Return each line of the listing below, unchanged, and omit the images.

[Dataset entries]

****************************************

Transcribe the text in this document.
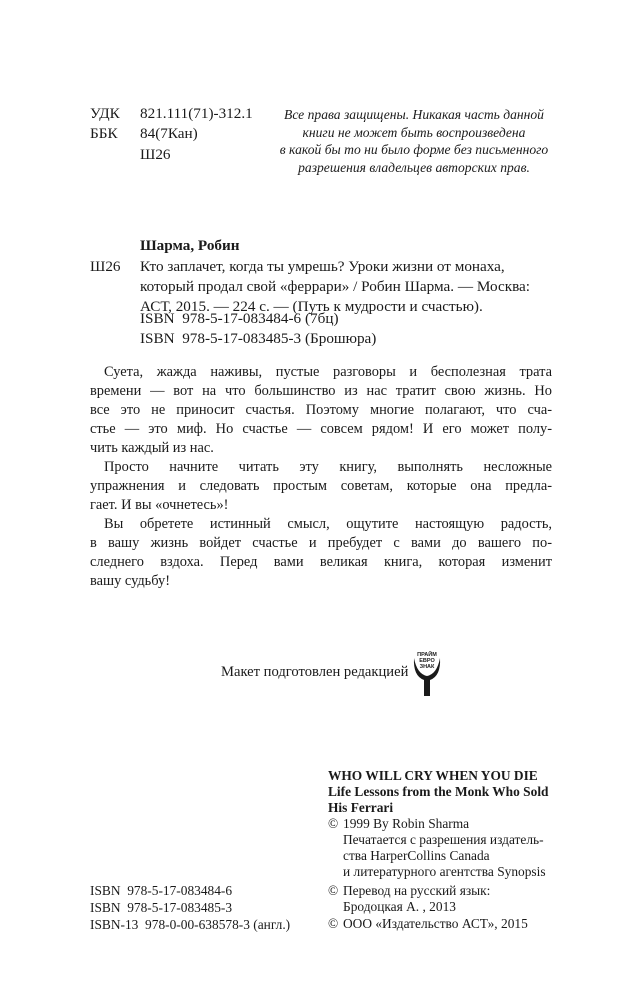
УДК 821.111(71)-312.1
ББК 84(7Кан)
Ш26
Все права защищены. Никакая часть данной
книги не может быть воспроизведена
в какой бы то ни было форме без письменного
разрешения владельцев авторских прав.
Шарма, Робин
Ш26 Кто заплачет, когда ты умрешь? Уроки жизни от монаха,
который продал свой «феррари» / Робин Шарма. — Москва:
АСТ, 2015. — 224 с. — (Путь к мудрости и счастью).
ISBN  978-5-17-083484-6 (7бц)
ISBN  978-5-17-083485-3 (Брошюра)
Суета, жажда наживы, пустые разговоры и бесполезная трата
времени — вот на что большинство из нас тратит свою жизнь. Но
все это не приносит счастья. Поэтому многие полагают, что сча-
стье — это миф. Но счастье — совсем рядом! И его может полу-
чить каждый из нас.
Просто начните читать эту книгу, выполнять несложные
упражнения и следовать простым советам, которые она предла-
гает. И вы «очнетесь»!
Вы обретете истинный смысл, ощутите настоящую радость,
в вашу жизнь войдет счастье и пребудет с вами до вашего по-
следнего вздоха. Перед вами великая книга, которая изменит
вашу судьбу!
Макет подготовлен редакцией
ПРАЙМ
ЕВРО
ЗНАК
WHO WILL CRY WHEN YOU DIE
Life Lessons from the Monk Who Sold
His Ferrari
© 1999 By Robin Sharma
Печатается с разрешения издатель-
ства HarperCollins Canada
и литературного агентства Synopsis
© Перевод на русский язык:
Бродоцкая А. , 2013
© ООО «Издательство АСТ», 2015
ISBN  978-5-17-083484-6
ISBN  978-5-17-083485-3
ISBN-13  978-0-00-638578-3 (англ.)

****************************************

Answer for the task:
Transcribe the text in this document.
УДК 821.111(71)-312.1
ББК 84(7Кан)
Ш26
Все права защищены. Никакая часть данной
книги не может быть воспроизведена
в какой бы то ни было форме без письменного
разрешения владельцев авторских прав.
Шарма, Робин
Ш26 Кто заплачет, когда ты умрешь? Уроки жизни от монаха,
который продал свой «феррари» / Робин Шарма. — Москва:
АСТ, 2015. — 224 с. — (Путь к мудрости и счастью).
ISBN  978-5-17-083484-6 (7бц)
ISBN  978-5-17-083485-3 (Брошюра)
Суета, жажда наживы, пустые разговоры и бесполезная трата
времени — вот на что большинство из нас тратит свою жизнь. Но
все это не приносит счастья. Поэтому многие полагают, что сча-
стье — это миф. Но счастье — совсем рядом! И его может полу-
чить каждый из нас.
Просто начните читать эту книгу, выполнять несложные
упражнения и следовать простым советам, которые она предла-
гает. И вы «очнетесь»!
Вы обретете истинный смысл, ощутите настоящую радость,
в вашу жизнь войдет счастье и пребудет с вами до вашего по-
следнего вздоха. Перед вами великая книга, которая изменит
вашу судьбу!
Макет подготовлен редакцией
ПРАЙМ
ЕВРО
ЗНАК
WHO WILL CRY WHEN YOU DIE
Life Lessons from the Monk Who Sold
His Ferrari
© 1999 By Robin Sharma
Печатается с разрешения издатель-
ства HarperCollins Canada
и литературного агентства Synopsis
© Перевод на русский язык:
Бродоцкая А. , 2013
© ООО «Издательство АСТ», 2015
ISBN  978-5-17-083484-6
ISBN  978-5-17-083485-3
ISBN-13  978-0-00-638578-3 (англ.)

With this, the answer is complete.